_SET PROBLEM_.
Look through the material and tally each line bearing the word "reserve". Give only the total.

(Collected data)
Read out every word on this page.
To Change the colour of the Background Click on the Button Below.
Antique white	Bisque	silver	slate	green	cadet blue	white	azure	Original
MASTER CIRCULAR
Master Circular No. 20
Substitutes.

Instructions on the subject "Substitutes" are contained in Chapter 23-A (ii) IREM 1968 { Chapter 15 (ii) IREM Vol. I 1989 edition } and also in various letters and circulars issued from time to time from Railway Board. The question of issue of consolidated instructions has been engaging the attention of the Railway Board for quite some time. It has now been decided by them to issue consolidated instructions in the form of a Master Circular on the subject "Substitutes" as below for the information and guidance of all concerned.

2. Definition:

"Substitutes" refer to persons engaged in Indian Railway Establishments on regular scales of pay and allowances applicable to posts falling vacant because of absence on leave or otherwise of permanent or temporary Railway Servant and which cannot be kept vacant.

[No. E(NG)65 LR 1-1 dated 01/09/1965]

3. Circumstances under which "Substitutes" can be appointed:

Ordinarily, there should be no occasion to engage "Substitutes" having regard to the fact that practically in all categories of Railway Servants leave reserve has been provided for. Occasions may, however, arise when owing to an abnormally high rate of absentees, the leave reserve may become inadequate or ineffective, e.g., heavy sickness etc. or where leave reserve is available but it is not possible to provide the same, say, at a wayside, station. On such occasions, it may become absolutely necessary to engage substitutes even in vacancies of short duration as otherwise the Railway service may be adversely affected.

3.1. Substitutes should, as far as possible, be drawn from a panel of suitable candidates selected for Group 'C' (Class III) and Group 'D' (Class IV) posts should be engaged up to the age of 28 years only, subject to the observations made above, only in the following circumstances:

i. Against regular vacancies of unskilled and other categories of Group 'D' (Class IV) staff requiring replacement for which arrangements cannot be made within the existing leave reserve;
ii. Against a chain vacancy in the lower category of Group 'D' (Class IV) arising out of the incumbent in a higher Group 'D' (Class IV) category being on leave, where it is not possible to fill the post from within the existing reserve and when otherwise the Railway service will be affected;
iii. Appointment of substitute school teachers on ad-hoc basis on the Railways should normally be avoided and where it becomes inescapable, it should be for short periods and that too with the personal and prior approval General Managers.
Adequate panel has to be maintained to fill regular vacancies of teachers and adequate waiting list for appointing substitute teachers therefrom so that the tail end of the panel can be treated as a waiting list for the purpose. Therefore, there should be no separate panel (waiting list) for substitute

_SOLVED PROBLEM_.
3